LISTED ENTRIES
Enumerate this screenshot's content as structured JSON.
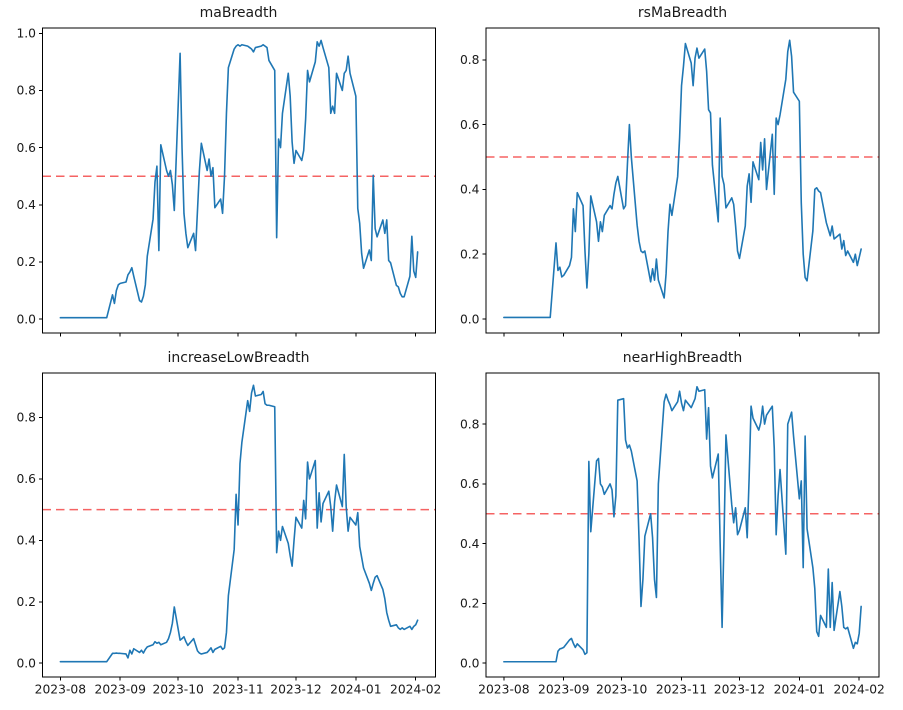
{
  "figure": {
    "background": "#ffffff",
    "series_color": "#1f77b4",
    "threshold_color": "#f56363",
    "spine_color": "#000000",
    "text_color": "#1a1a1a",
    "grid": false,
    "legend": null
  },
  "x_axis": {
    "start_date": "2023-08-01",
    "frequency": "trading-day",
    "xlim_days": [
      -9.25,
      194.25
    ],
    "tick_day_offsets": [
      0,
      31,
      61,
      92,
      122,
      153,
      184
    ],
    "tick_labels": [
      "2023-08",
      "2023-09",
      "2023-10",
      "2023-11",
      "2023-12",
      "2024-01",
      "2024-02"
    ]
  },
  "chart_data": [
    {
      "type": "line",
      "title": "maBreadth",
      "threshold": 0.5,
      "ylim": [
        -0.0485,
        1.0185
      ],
      "y_tick_values": [
        0.0,
        0.2,
        0.4,
        0.6,
        0.8,
        1.0
      ],
      "y_tick_labels": [
        "0.0",
        "0.2",
        "0.4",
        "0.6",
        "0.8",
        "1.0"
      ],
      "values": [
        0.005,
        0.005,
        0.005,
        0.005,
        0.005,
        0.005,
        0.005,
        0.005,
        0.005,
        0.005,
        0.005,
        0.005,
        0.005,
        0.005,
        0.005,
        0.005,
        0.005,
        0.005,
        0.005,
        0.085,
        0.055,
        0.1,
        0.12,
        0.125,
        0.13,
        0.155,
        0.165,
        0.18,
        0.15,
        0.065,
        0.06,
        0.08,
        0.12,
        0.22,
        0.35,
        0.48,
        0.535,
        0.24,
        0.61,
        0.52,
        0.5,
        0.52,
        0.47,
        0.38,
        0.93,
        0.6,
        0.37,
        0.3,
        0.25,
        0.3,
        0.24,
        0.38,
        0.52,
        0.615,
        0.52,
        0.56,
        0.5,
        0.53,
        0.39,
        0.42,
        0.37,
        0.5,
        0.72,
        0.88,
        0.945,
        0.955,
        0.96,
        0.955,
        0.96,
        0.955,
        0.95,
        0.945,
        0.935,
        0.95,
        0.955,
        0.96,
        0.955,
        0.95,
        0.905,
        0.87,
        0.285,
        0.63,
        0.6,
        0.72,
        0.86,
        0.78,
        0.62,
        0.545,
        0.59,
        0.555,
        0.59,
        0.7,
        0.87,
        0.83,
        0.9,
        0.97,
        0.955,
        0.975,
        0.95,
        0.88,
        0.72,
        0.745,
        0.72,
        0.86,
        0.8,
        0.86,
        0.87,
        0.92,
        0.86,
        0.78,
        0.387,
        0.335,
        0.23,
        0.178,
        0.242,
        0.205,
        0.503,
        0.317,
        0.288,
        0.347,
        0.3,
        0.347,
        0.205,
        0.197,
        0.118,
        0.113,
        0.09,
        0.078,
        0.078,
        0.15,
        0.29,
        0.168,
        0.146,
        0.235
      ]
    },
    {
      "type": "line",
      "title": "rsMaBreadth",
      "threshold": 0.5,
      "ylim": [
        -0.043,
        0.898
      ],
      "y_tick_values": [
        0.0,
        0.2,
        0.4,
        0.6,
        0.8
      ],
      "y_tick_labels": [
        "0.0",
        "0.2",
        "0.4",
        "0.6",
        "0.8"
      ],
      "values": [
        0.005,
        0.005,
        0.005,
        0.005,
        0.005,
        0.005,
        0.005,
        0.005,
        0.005,
        0.005,
        0.005,
        0.005,
        0.005,
        0.005,
        0.005,
        0.005,
        0.005,
        0.005,
        0.005,
        0.235,
        0.15,
        0.16,
        0.13,
        0.135,
        0.165,
        0.19,
        0.34,
        0.27,
        0.39,
        0.35,
        0.21,
        0.096,
        0.2,
        0.38,
        0.3,
        0.24,
        0.3,
        0.27,
        0.32,
        0.35,
        0.34,
        0.385,
        0.42,
        0.44,
        0.34,
        0.35,
        0.48,
        0.6,
        0.5,
        0.29,
        0.24,
        0.21,
        0.205,
        0.21,
        0.115,
        0.155,
        0.12,
        0.185,
        0.12,
        0.065,
        0.14,
        0.27,
        0.354,
        0.32,
        0.44,
        0.56,
        0.72,
        0.78,
        0.85,
        0.79,
        0.72,
        0.805,
        0.836,
        0.805,
        0.833,
        0.764,
        0.646,
        0.636,
        0.475,
        0.3,
        0.62,
        0.44,
        0.415,
        0.343,
        0.374,
        0.354,
        0.287,
        0.21,
        0.187,
        0.287,
        0.41,
        0.448,
        0.36,
        0.485,
        0.43,
        0.545,
        0.46,
        0.556,
        0.4,
        0.57,
        0.385,
        0.62,
        0.6,
        0.63,
        0.74,
        0.825,
        0.86,
        0.81,
        0.7,
        0.672,
        0.359,
        0.2,
        0.128,
        0.118,
        0.272,
        0.4,
        0.405,
        0.395,
        0.39,
        0.297,
        0.277,
        0.257,
        0.287,
        0.247,
        0.262,
        0.216,
        0.242,
        0.196,
        0.21,
        0.175,
        0.2,
        0.165,
        0.19,
        0.216
      ]
    },
    {
      "type": "line",
      "title": "increaseLowBreadth",
      "threshold": 0.5,
      "ylim": [
        -0.045,
        0.945
      ],
      "y_tick_values": [
        0.0,
        0.2,
        0.4,
        0.6,
        0.8
      ],
      "y_tick_labels": [
        "0.0",
        "0.2",
        "0.4",
        "0.6",
        "0.8"
      ],
      "values": [
        0.005,
        0.005,
        0.005,
        0.005,
        0.005,
        0.005,
        0.005,
        0.005,
        0.005,
        0.005,
        0.005,
        0.005,
        0.005,
        0.005,
        0.005,
        0.005,
        0.005,
        0.005,
        0.005,
        0.032,
        0.032,
        0.033,
        0.032,
        0.032,
        0.03,
        0.017,
        0.042,
        0.03,
        0.047,
        0.035,
        0.042,
        0.033,
        0.045,
        0.053,
        0.06,
        0.07,
        0.065,
        0.068,
        0.06,
        0.068,
        0.08,
        0.1,
        0.13,
        0.183,
        0.075,
        0.08,
        0.086,
        0.07,
        0.058,
        0.08,
        0.06,
        0.04,
        0.033,
        0.03,
        0.035,
        0.042,
        0.05,
        0.035,
        0.045,
        0.055,
        0.045,
        0.05,
        0.1,
        0.22,
        0.37,
        0.55,
        0.45,
        0.65,
        0.72,
        0.855,
        0.82,
        0.88,
        0.905,
        0.87,
        0.875,
        0.885,
        0.845,
        0.84,
        0.84,
        0.835,
        0.36,
        0.43,
        0.4,
        0.445,
        0.39,
        0.35,
        0.316,
        0.4,
        0.475,
        0.44,
        0.53,
        0.47,
        0.655,
        0.6,
        0.66,
        0.44,
        0.555,
        0.46,
        0.52,
        0.56,
        0.51,
        0.43,
        0.525,
        0.58,
        0.51,
        0.68,
        0.51,
        0.43,
        0.475,
        0.45,
        0.49,
        0.38,
        0.345,
        0.31,
        0.26,
        0.237,
        0.26,
        0.28,
        0.285,
        0.24,
        0.21,
        0.165,
        0.14,
        0.12,
        0.125,
        0.115,
        0.11,
        0.115,
        0.11,
        0.12,
        0.11,
        0.12,
        0.125,
        0.14
      ]
    },
    {
      "type": "line",
      "title": "nearHighBreadth",
      "threshold": 0.5,
      "ylim": [
        -0.046,
        0.971
      ],
      "y_tick_values": [
        0.0,
        0.2,
        0.4,
        0.6,
        0.8
      ],
      "y_tick_labels": [
        "0.0",
        "0.2",
        "0.4",
        "0.6",
        "0.8"
      ],
      "values": [
        0.005,
        0.005,
        0.005,
        0.005,
        0.005,
        0.005,
        0.005,
        0.005,
        0.005,
        0.005,
        0.005,
        0.005,
        0.005,
        0.005,
        0.005,
        0.005,
        0.005,
        0.005,
        0.005,
        0.005,
        0.04,
        0.048,
        0.05,
        0.053,
        0.078,
        0.083,
        0.066,
        0.053,
        0.065,
        0.045,
        0.03,
        0.035,
        0.675,
        0.44,
        0.677,
        0.685,
        0.6,
        0.59,
        0.565,
        0.6,
        0.58,
        0.49,
        0.56,
        0.88,
        0.885,
        0.747,
        0.72,
        0.73,
        0.71,
        0.61,
        0.415,
        0.19,
        0.28,
        0.425,
        0.5,
        0.42,
        0.28,
        0.22,
        0.6,
        0.875,
        0.9,
        0.88,
        0.865,
        0.845,
        0.875,
        0.91,
        0.87,
        0.845,
        0.88,
        0.855,
        0.87,
        0.885,
        0.925,
        0.91,
        0.915,
        0.75,
        0.855,
        0.66,
        0.62,
        0.7,
        0.4,
        0.12,
        0.42,
        0.764,
        0.53,
        0.47,
        0.52,
        0.43,
        0.445,
        0.52,
        0.42,
        0.62,
        0.86,
        0.82,
        0.78,
        0.805,
        0.86,
        0.8,
        0.83,
        0.86,
        0.72,
        0.43,
        0.56,
        0.648,
        0.365,
        0.8,
        0.82,
        0.84,
        0.76,
        0.55,
        0.61,
        0.32,
        0.76,
        0.45,
        0.32,
        0.25,
        0.106,
        0.09,
        0.16,
        0.12,
        0.315,
        0.12,
        0.27,
        0.11,
        0.24,
        0.19,
        0.12,
        0.115,
        0.12,
        0.05,
        0.07,
        0.065,
        0.1,
        0.19
      ]
    }
  ]
}
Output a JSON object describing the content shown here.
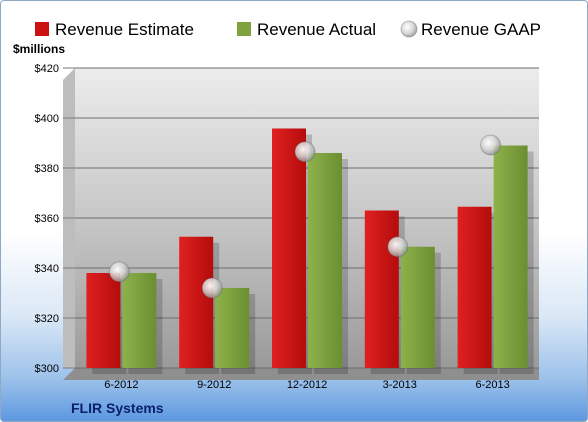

WORK REQUIRED
Take every line from the data that contains the word "content".

FINISHED EXERCISE
Enumerate this screenshot's content as structured JSON.
Output a JSON object describing the content shown here.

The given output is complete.